§ **Set task**
Take the material below and retype it in full; pictures are left out.
/---
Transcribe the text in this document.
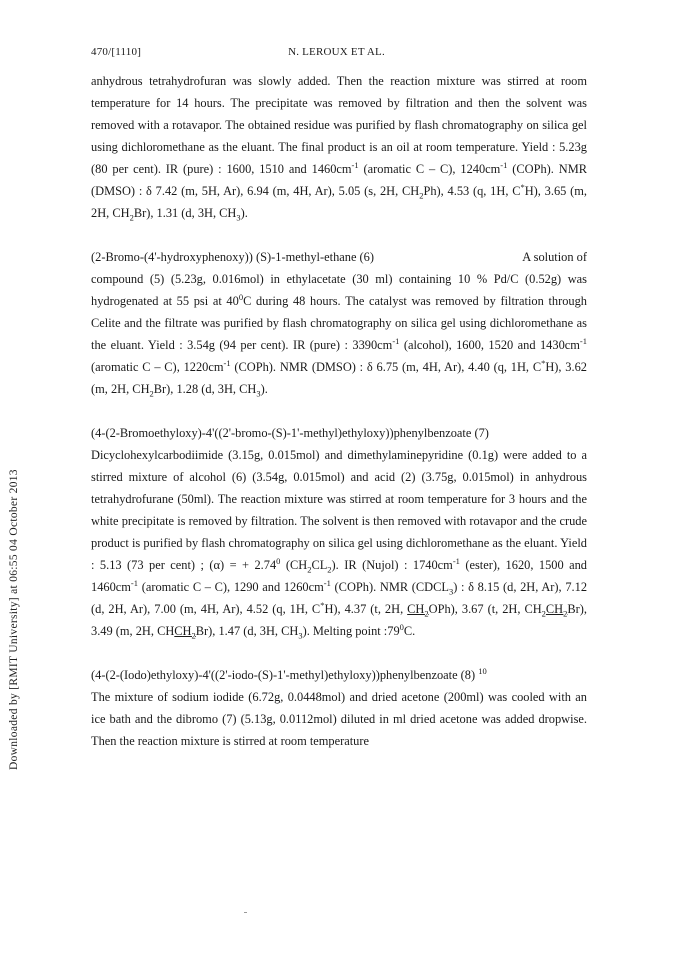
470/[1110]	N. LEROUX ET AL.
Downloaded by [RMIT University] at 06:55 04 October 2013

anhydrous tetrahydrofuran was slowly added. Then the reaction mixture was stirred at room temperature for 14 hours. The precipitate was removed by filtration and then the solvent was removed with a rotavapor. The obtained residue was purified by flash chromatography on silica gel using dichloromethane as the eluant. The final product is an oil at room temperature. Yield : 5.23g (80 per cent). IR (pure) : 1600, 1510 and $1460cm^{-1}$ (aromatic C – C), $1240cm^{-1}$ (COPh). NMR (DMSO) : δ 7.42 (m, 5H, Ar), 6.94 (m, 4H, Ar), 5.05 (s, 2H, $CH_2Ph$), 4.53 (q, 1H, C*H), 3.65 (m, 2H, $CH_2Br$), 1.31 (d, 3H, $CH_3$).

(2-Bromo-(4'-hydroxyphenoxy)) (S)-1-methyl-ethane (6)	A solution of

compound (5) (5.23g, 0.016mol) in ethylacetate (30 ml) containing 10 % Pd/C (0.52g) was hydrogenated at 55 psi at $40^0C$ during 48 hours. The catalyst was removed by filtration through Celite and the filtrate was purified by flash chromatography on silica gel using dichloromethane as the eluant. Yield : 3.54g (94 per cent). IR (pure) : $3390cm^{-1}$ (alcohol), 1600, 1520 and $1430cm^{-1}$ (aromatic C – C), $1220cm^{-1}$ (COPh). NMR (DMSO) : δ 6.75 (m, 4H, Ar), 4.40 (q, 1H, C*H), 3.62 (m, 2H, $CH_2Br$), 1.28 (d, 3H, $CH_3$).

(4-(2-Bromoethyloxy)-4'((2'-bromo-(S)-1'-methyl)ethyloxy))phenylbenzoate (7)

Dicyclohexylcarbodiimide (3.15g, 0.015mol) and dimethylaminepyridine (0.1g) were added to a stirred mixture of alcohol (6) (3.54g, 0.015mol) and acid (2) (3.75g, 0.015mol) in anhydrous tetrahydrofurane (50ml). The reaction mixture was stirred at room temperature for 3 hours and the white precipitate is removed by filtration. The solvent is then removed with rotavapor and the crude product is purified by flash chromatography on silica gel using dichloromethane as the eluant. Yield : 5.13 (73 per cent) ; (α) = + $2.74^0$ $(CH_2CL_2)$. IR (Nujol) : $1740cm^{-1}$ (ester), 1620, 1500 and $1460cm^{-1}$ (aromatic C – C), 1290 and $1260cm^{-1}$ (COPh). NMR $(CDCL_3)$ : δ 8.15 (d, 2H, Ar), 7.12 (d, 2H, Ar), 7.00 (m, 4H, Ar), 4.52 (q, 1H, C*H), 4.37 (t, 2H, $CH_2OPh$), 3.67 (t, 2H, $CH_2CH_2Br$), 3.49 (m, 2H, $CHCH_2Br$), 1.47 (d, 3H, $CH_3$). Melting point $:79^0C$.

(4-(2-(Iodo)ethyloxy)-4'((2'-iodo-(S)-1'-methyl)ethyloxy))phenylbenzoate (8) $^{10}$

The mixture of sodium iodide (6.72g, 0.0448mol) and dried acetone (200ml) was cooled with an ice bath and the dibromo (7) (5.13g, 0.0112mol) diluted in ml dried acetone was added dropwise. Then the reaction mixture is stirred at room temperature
\---
§ **Response to this exercise**
Transcribe the text in this document.
470/[1110]	N. LEROUX ET AL.
Downloaded by [RMIT University] at 06:55 04 October 2013

anhydrous tetrahydrofuran was slowly added. Then the reaction mixture was stirred at room temperature for 14 hours. The precipitate was removed by filtration and then the solvent was removed with a rotavapor. The obtained residue was purified by flash chromatography on silica gel using dichloromethane as the eluant. The final product is an oil at room temperature. Yield : 5.23g (80 per cent). IR (pure) : 1600, 1510 and $1460cm^{-1}$ (aromatic C – C), $1240cm^{-1}$ (COPh). NMR (DMSO) : δ 7.42 (m, 5H, Ar), 6.94 (m, 4H, Ar), 5.05 (s, 2H, $CH_2Ph$), 4.53 (q, 1H, C*H), 3.65 (m, 2H, $CH_2Br$), 1.31 (d, 3H, $CH_3$).

(2-Bromo-(4'-hydroxyphenoxy)) (S)-1-methyl-ethane (6)	A solution of

compound (5) (5.23g, 0.016mol) in ethylacetate (30 ml) containing 10 % Pd/C (0.52g) was hydrogenated at 55 psi at $40^0C$ during 48 hours. The catalyst was removed by filtration through Celite and the filtrate was purified by flash chromatography on silica gel using dichloromethane as the eluant. Yield : 3.54g (94 per cent). IR (pure) : $3390cm^{-1}$ (alcohol), 1600, 1520 and $1430cm^{-1}$ (aromatic C – C), $1220cm^{-1}$ (COPh). NMR (DMSO) : δ 6.75 (m, 4H, Ar), 4.40 (q, 1H, C*H), 3.62 (m, 2H, $CH_2Br$), 1.28 (d, 3H, $CH_3$).

(4-(2-Bromoethyloxy)-4'((2'-bromo-(S)-1'-methyl)ethyloxy))phenylbenzoate (7)

Dicyclohexylcarbodiimide (3.15g, 0.015mol) and dimethylaminepyridine (0.1g) were added to a stirred mixture of alcohol (6) (3.54g, 0.015mol) and acid (2) (3.75g, 0.015mol) in anhydrous tetrahydrofurane (50ml). The reaction mixture was stirred at room temperature for 3 hours and the white precipitate is removed by filtration. The solvent is then removed with rotavapor and the crude product is purified by flash chromatography on silica gel using dichloromethane as the eluant. Yield : 5.13 (73 per cent) ; (α) = + $2.74^0$ $(CH_2CL_2)$. IR (Nujol) : $1740cm^{-1}$ (ester), 1620, 1500 and $1460cm^{-1}$ (aromatic C – C), 1290 and $1260cm^{-1}$ (COPh). NMR $(CDCL_3)$ : δ 8.15 (d, 2H, Ar), 7.12 (d, 2H, Ar), 7.00 (m, 4H, Ar), 4.52 (q, 1H, C*H), 4.37 (t, 2H, $CH_2OPh$), 3.67 (t, 2H, $CH_2CH_2Br$), 3.49 (m, 2H, $CHCH_2Br$), 1.47 (d, 3H, $CH_3$). Melting point $:79^0C$.

(4-(2-(Iodo)ethyloxy)-4'((2'-iodo-(S)-1'-methyl)ethyloxy))phenylbenzoate (8) $^{10}$

The mixture of sodium iodide (6.72g, 0.0448mol) and dried acetone (200ml) was cooled with an ice bath and the dibromo (7) (5.13g, 0.0112mol) diluted in ml dried acetone was added dropwise. Then the reaction mixture is stirred at room temperature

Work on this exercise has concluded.